### Raw data

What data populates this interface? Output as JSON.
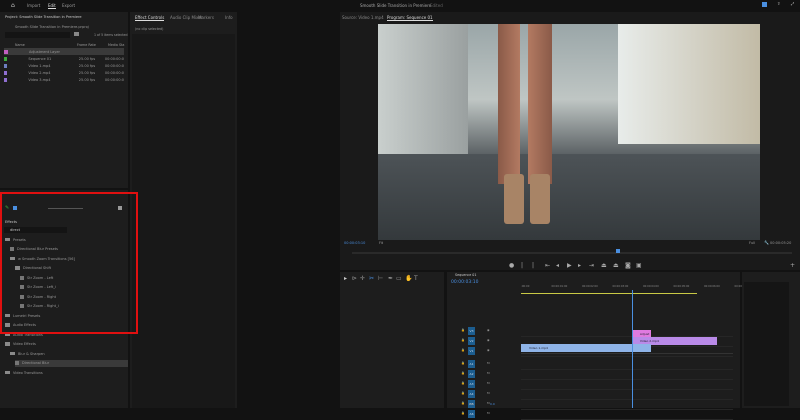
{
  "topbar": {
    "home": "home-icon",
    "tabs": [
      "Import",
      "Edit",
      "Export"
    ],
    "active": "Edit",
    "title": "Smooth Slide Transition in Premiere",
    "status": "Edited"
  },
  "project": {
    "title": "Project: Smooth Slide Transition in Premiere",
    "file": "Smooth Slide Transition in Premiere.prproj",
    "selection": "1 of 5 items selected",
    "columns": [
      "Name",
      "Frame Rate",
      "Media Sta"
    ],
    "items": [
      {
        "name": "Adjustment Layer",
        "rate": "",
        "start": "",
        "color": "#c060c0"
      },
      {
        "name": "Sequence 01",
        "rate": "25.00 fps",
        "start": "00:00:00:0",
        "color": "#3caa3c"
      },
      {
        "name": "Video 1.mp4",
        "rate": "25.00 fps",
        "start": "00:00:00:0",
        "color": "#6f7fc0"
      },
      {
        "name": "Video 2.mp4",
        "rate": "25.00 fps",
        "start": "00:00:00:0",
        "color": "#8f6fd0"
      },
      {
        "name": "Video 3.mp4",
        "rate": "25.00 fps",
        "start": "00:00:00:0",
        "color": "#8f6fd0"
      }
    ]
  },
  "effect_controls": {
    "tabs": [
      "Effect Controls",
      "Audio Clip Mixer",
      "Markers",
      "Info"
    ],
    "active": "Effect Controls",
    "empty": "(no clip selected)"
  },
  "effects": {
    "title": "Effects",
    "search": "direct",
    "tree": [
      {
        "label": "Presets",
        "depth": 0,
        "type": "folder"
      },
      {
        "label": "Directional Blur Presets",
        "depth": 1,
        "type": "item"
      },
      {
        "label": "w Smooth Zoom Transitions [56]",
        "depth": 1,
        "type": "folder"
      },
      {
        "label": "Directional Shift",
        "depth": 2,
        "type": "folder"
      },
      {
        "label": "Str Zoom - Left",
        "depth": 3,
        "type": "item"
      },
      {
        "label": "Str Zoom - Left_i",
        "depth": 3,
        "type": "item"
      },
      {
        "label": "Str Zoom - Right",
        "depth": 3,
        "type": "item"
      },
      {
        "label": "Str Zoom - Right_i",
        "depth": 3,
        "type": "item"
      },
      {
        "label": "Lumetri Presets",
        "depth": 0,
        "type": "folder"
      },
      {
        "label": "Audio Effects",
        "depth": 0,
        "type": "folder"
      },
      {
        "label": "Audio Transitions",
        "depth": 0,
        "type": "folder"
      },
      {
        "label": "Video Effects",
        "depth": 0,
        "type": "folder"
      },
      {
        "label": "Blur & Sharpen",
        "depth": 1,
        "type": "folder"
      },
      {
        "label": "Directional Blur",
        "depth": 2,
        "type": "item",
        "selected": true
      },
      {
        "label": "Video Transitions",
        "depth": 0,
        "type": "folder"
      }
    ],
    "highlight_color": "#e01010"
  },
  "source_monitor": {
    "tab": "Source: Video 1.mp4"
  },
  "program_monitor": {
    "tab": "Program: Sequence 01",
    "timecode": "00:00:03:10",
    "fit": "Fit",
    "quality": "Full",
    "duration": "00:00:05:20",
    "playhead_fraction": 0.6
  },
  "timeline": {
    "tab": "Sequence 01",
    "timecode": "00:00:03:10",
    "ruler": [
      ":00:00",
      "00:00:01:00",
      "00:00:02:00",
      "00:00:03:00",
      "00:00:04:00",
      "00:00:05:00",
      "00:00:06:00",
      "00:00"
    ],
    "video_tracks": [
      "V3",
      "V2",
      "V1"
    ],
    "audio_tracks": [
      "A1",
      "A2",
      "A3",
      "A4",
      "A5",
      "A6"
    ],
    "mix": "Mix",
    "mix_value": "0.0",
    "clips": [
      {
        "name": "Adjust",
        "track": "V3",
        "color": "#e07ae0"
      },
      {
        "name": "Video 2.mp4",
        "track": "V2",
        "color": "#b98ae8"
      },
      {
        "name": "Video 1.mp4",
        "track": "V1",
        "color": "#8fb4e8"
      }
    ],
    "playhead_color": "#4a8fe0"
  }
}
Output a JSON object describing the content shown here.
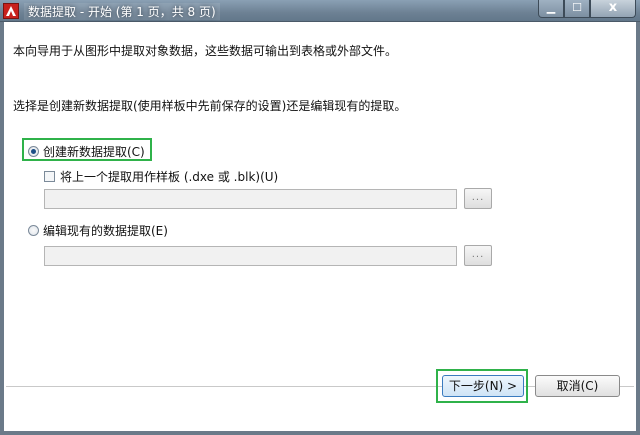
{
  "window": {
    "title": "数据提取 - 开始 (第 1 页，共 8 页)",
    "controls": {
      "minimize": "▁",
      "maximize": "☐",
      "close": "x"
    }
  },
  "intro_text": "本向导用于从图形中提取对象数据，这些数据可输出到表格或外部文件。",
  "question_text": "选择是创建新数据提取(使用样板中先前保存的设置)还是编辑现有的提取。",
  "options": {
    "create_new": {
      "label": "创建新数据提取(C)",
      "checked": true
    },
    "use_template": {
      "label": "将上一个提取用作样板  (.dxe 或 .blk)(U)",
      "checked": false,
      "field_value": "",
      "browse_label": "..."
    },
    "edit_existing": {
      "label": "编辑现有的数据提取(E)",
      "checked": false,
      "field_value": "",
      "browse_label": "..."
    }
  },
  "buttons": {
    "next": "下一步(N) >",
    "cancel": "取消(C)"
  },
  "colors": {
    "highlight": "#2fb24a",
    "titlebar": "#6d8194",
    "app_icon": "#c8201c"
  }
}
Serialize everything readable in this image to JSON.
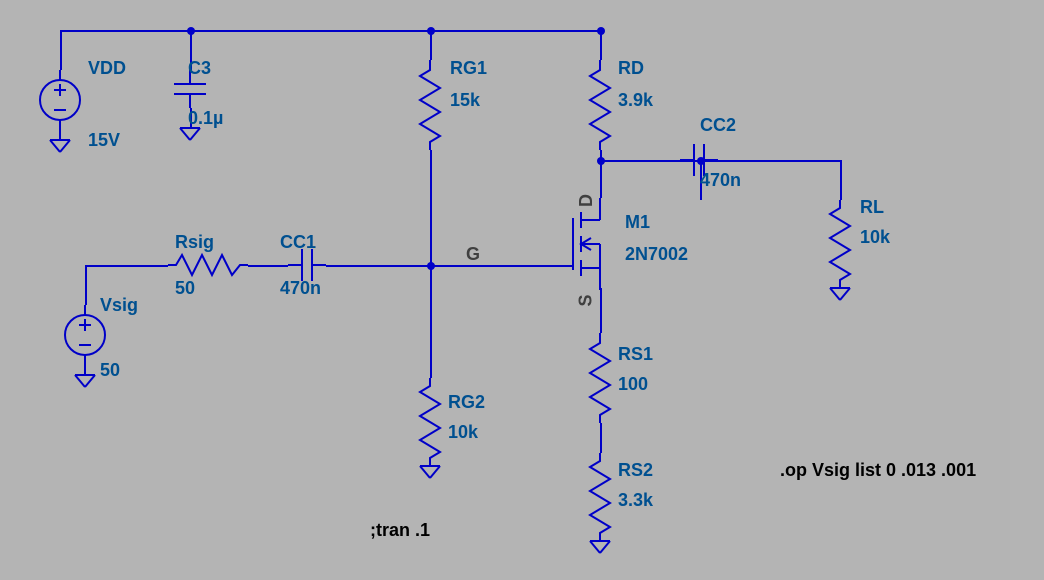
{
  "vdd": {
    "name": "VDD",
    "value": "15V"
  },
  "c3": {
    "name": "C3",
    "value": "0.1µ"
  },
  "rg1": {
    "name": "RG1",
    "value": "15k"
  },
  "rd": {
    "name": "RD",
    "value": "3.9k"
  },
  "cc2": {
    "name": "CC2",
    "value": "470n"
  },
  "rl": {
    "name": "RL",
    "value": "10k"
  },
  "m1": {
    "name": "M1",
    "value": "2N7002"
  },
  "rsig": {
    "name": "Rsig",
    "value": "50"
  },
  "cc1": {
    "name": "CC1",
    "value": "470n"
  },
  "vsig": {
    "name": "Vsig",
    "value": "50"
  },
  "rg2": {
    "name": "RG2",
    "value": "10k"
  },
  "rs1": {
    "name": "RS1",
    "value": "100"
  },
  "rs2": {
    "name": "RS2",
    "value": "3.3k"
  },
  "pins": {
    "d": "D",
    "g": "G",
    "s": "S"
  },
  "directives": {
    "tran": ";tran .1",
    "op": ".op Vsig list 0 .013 .001"
  }
}
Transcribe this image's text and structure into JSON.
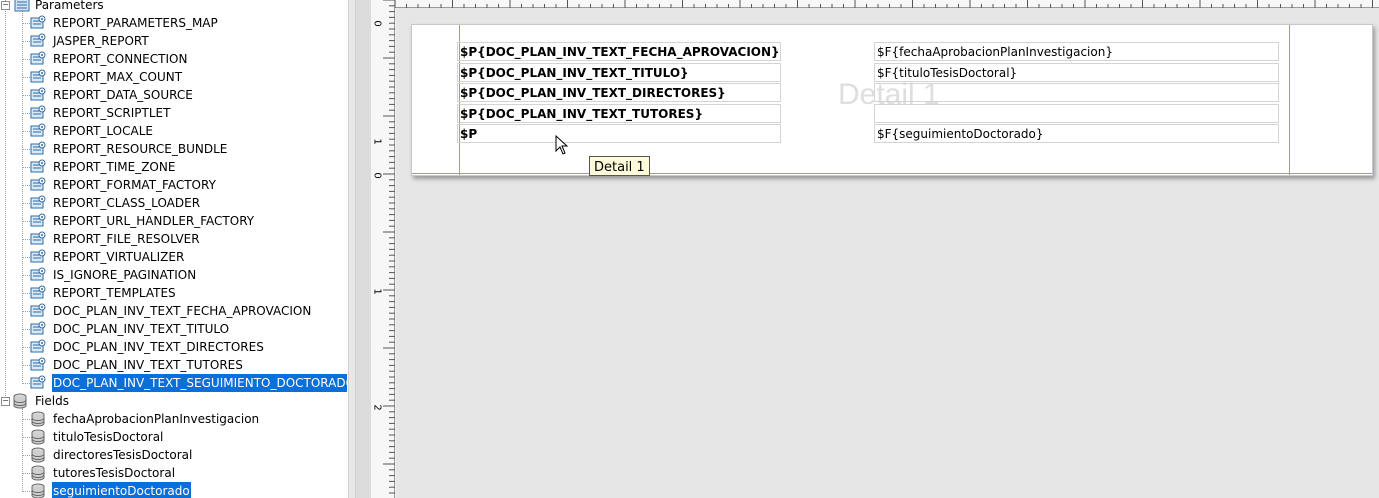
{
  "tree": {
    "parameters_label": "Parameters",
    "fields_label": "Fields",
    "parameters": [
      "REPORT_PARAMETERS_MAP",
      "JASPER_REPORT",
      "REPORT_CONNECTION",
      "REPORT_MAX_COUNT",
      "REPORT_DATA_SOURCE",
      "REPORT_SCRIPTLET",
      "REPORT_LOCALE",
      "REPORT_RESOURCE_BUNDLE",
      "REPORT_TIME_ZONE",
      "REPORT_FORMAT_FACTORY",
      "REPORT_CLASS_LOADER",
      "REPORT_URL_HANDLER_FACTORY",
      "REPORT_FILE_RESOLVER",
      "REPORT_VIRTUALIZER",
      "IS_IGNORE_PAGINATION",
      "REPORT_TEMPLATES",
      "DOC_PLAN_INV_TEXT_FECHA_APROVACION",
      "DOC_PLAN_INV_TEXT_TITULO",
      "DOC_PLAN_INV_TEXT_DIRECTORES",
      "DOC_PLAN_INV_TEXT_TUTORES",
      "DOC_PLAN_INV_TEXT_SEGUIMIENTO_DOCTORADO"
    ],
    "fields": [
      "fechaAprobacionPlanInvestigacion",
      "tituloTesisDoctoral",
      "directoresTesisDoctoral",
      "tutoresTesisDoctoral",
      "seguimientoDoctorado"
    ]
  },
  "rulers": {
    "vertical_marks": [
      "0",
      "1",
      "0",
      "1",
      "2"
    ]
  },
  "band": {
    "watermark": "Detail 1",
    "tooltip": "Detail 1",
    "param_cells": [
      "$P{DOC_PLAN_INV_TEXT_FECHA_APROVACION}",
      "$P{DOC_PLAN_INV_TEXT_TITULO}",
      "$P{DOC_PLAN_INV_TEXT_DIRECTORES}",
      "$P{DOC_PLAN_INV_TEXT_TUTORES}",
      "$P"
    ],
    "field_cells": [
      "$F{fechaAprobacionPlanInvestigacion}",
      "$F{tituloTesisDoctoral}",
      "",
      "",
      "$F{seguimientoDoctorado}"
    ]
  },
  "colors": {
    "selection": "#0a6fd8",
    "band_line": "#a090d8"
  }
}
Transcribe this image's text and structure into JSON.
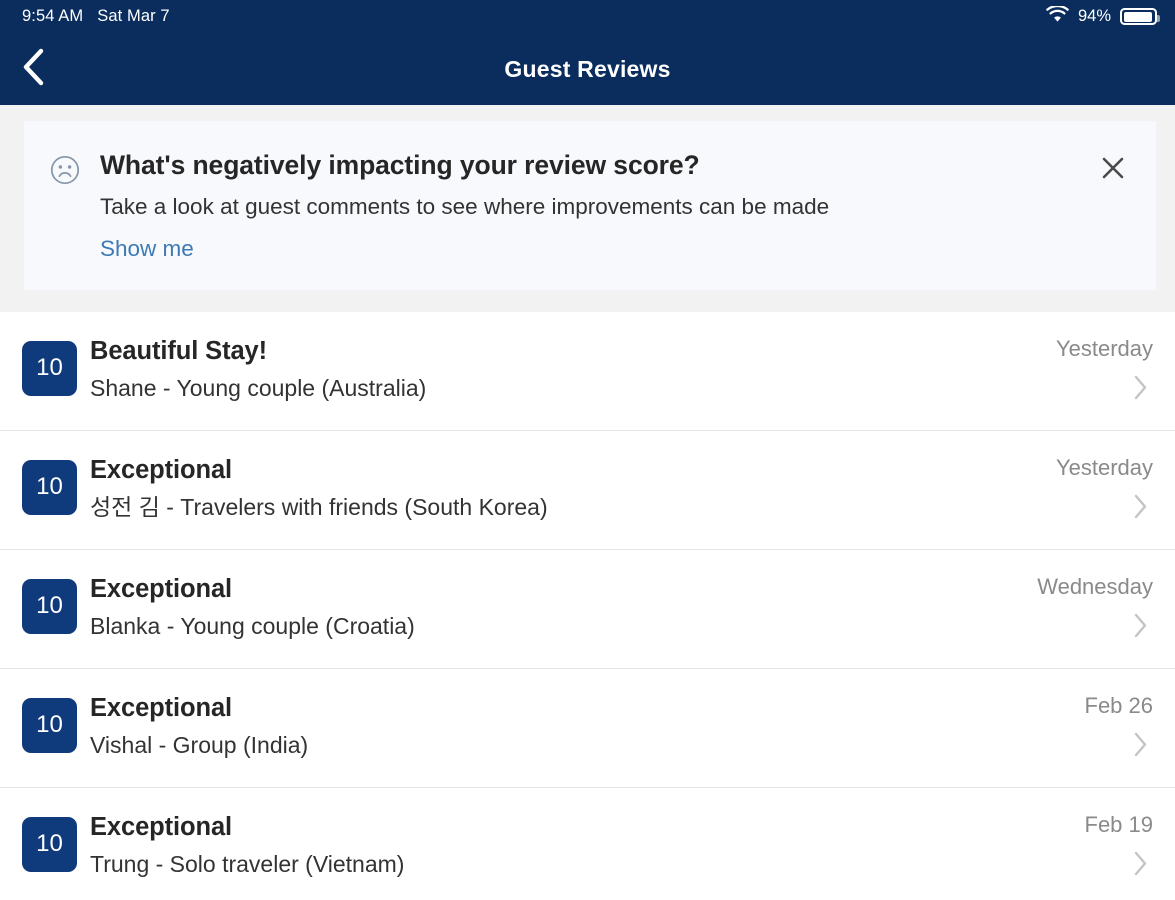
{
  "status_bar": {
    "time": "9:54 AM",
    "date": "Sat Mar 7",
    "wifi_icon": "wifi-icon",
    "battery_percent": "94%",
    "battery_icon": "battery-icon"
  },
  "nav": {
    "back_icon": "chevron-left-icon",
    "title": "Guest Reviews"
  },
  "banner": {
    "icon": "sad-face-icon",
    "title": "What's negatively impacting your review score?",
    "text": "Take a look at guest comments to see where improvements can be made",
    "link_label": "Show me",
    "close_icon": "close-icon",
    "background_color": "#f7f9fc",
    "link_color": "#3d7ab5"
  },
  "colors": {
    "nav_background": "#0a2d5e",
    "page_background": "#f2f2f2",
    "badge_background": "#0f3b7c",
    "row_background": "#ffffff",
    "divider": "#e4e4e4"
  },
  "reviews": [
    {
      "score": "10",
      "title": "Beautiful Stay!",
      "subtitle": "Shane - Young couple (Australia)",
      "date": "Yesterday",
      "chevron_icon": "chevron-right-icon"
    },
    {
      "score": "10",
      "title": "Exceptional",
      "subtitle": "성전 김 - Travelers with friends (South Korea)",
      "date": "Yesterday",
      "chevron_icon": "chevron-right-icon"
    },
    {
      "score": "10",
      "title": "Exceptional",
      "subtitle": "Blanka - Young couple (Croatia)",
      "date": "Wednesday",
      "chevron_icon": "chevron-right-icon"
    },
    {
      "score": "10",
      "title": "Exceptional",
      "subtitle": "Vishal - Group (India)",
      "date": "Feb 26",
      "chevron_icon": "chevron-right-icon"
    },
    {
      "score": "10",
      "title": "Exceptional",
      "subtitle": "Trung - Solo traveler (Vietnam)",
      "date": "Feb 19",
      "chevron_icon": "chevron-right-icon"
    }
  ]
}
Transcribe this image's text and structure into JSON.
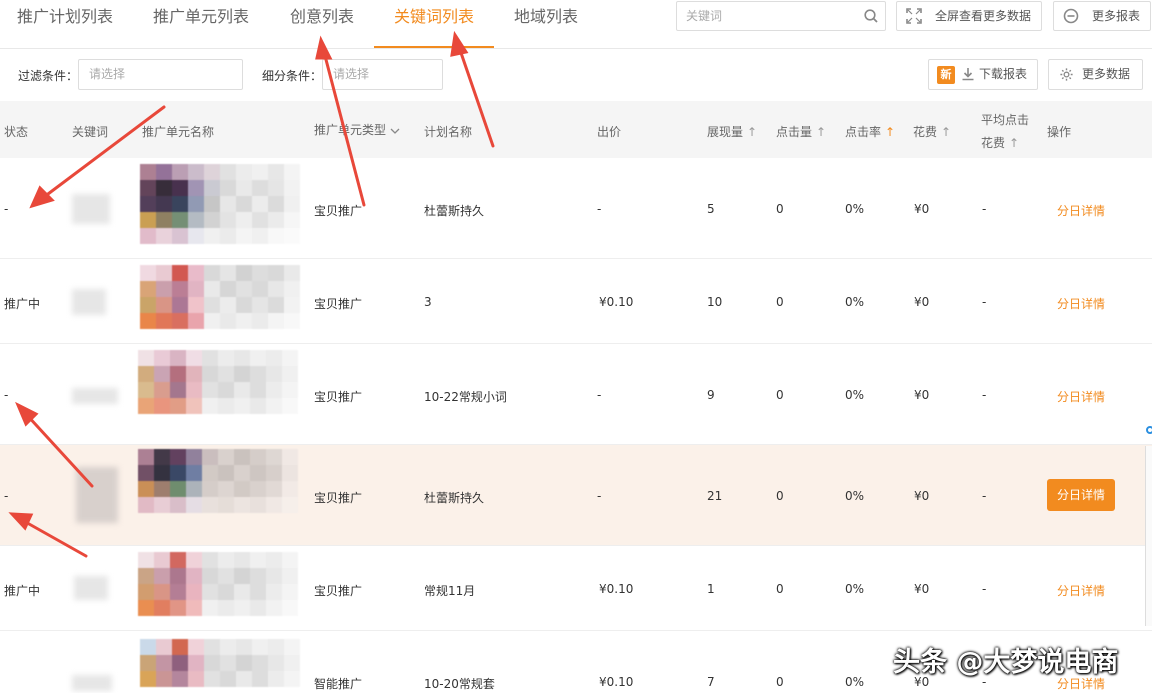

######

> _Task brief_
Gather from the entries above all lines that include the string "fechaAprobacionPlanInvestigacion".

> _Full output_
      "fechaAprobacionPlanInvestigacion",
      "$F{fechaAprobacionPlanInvestigacion}",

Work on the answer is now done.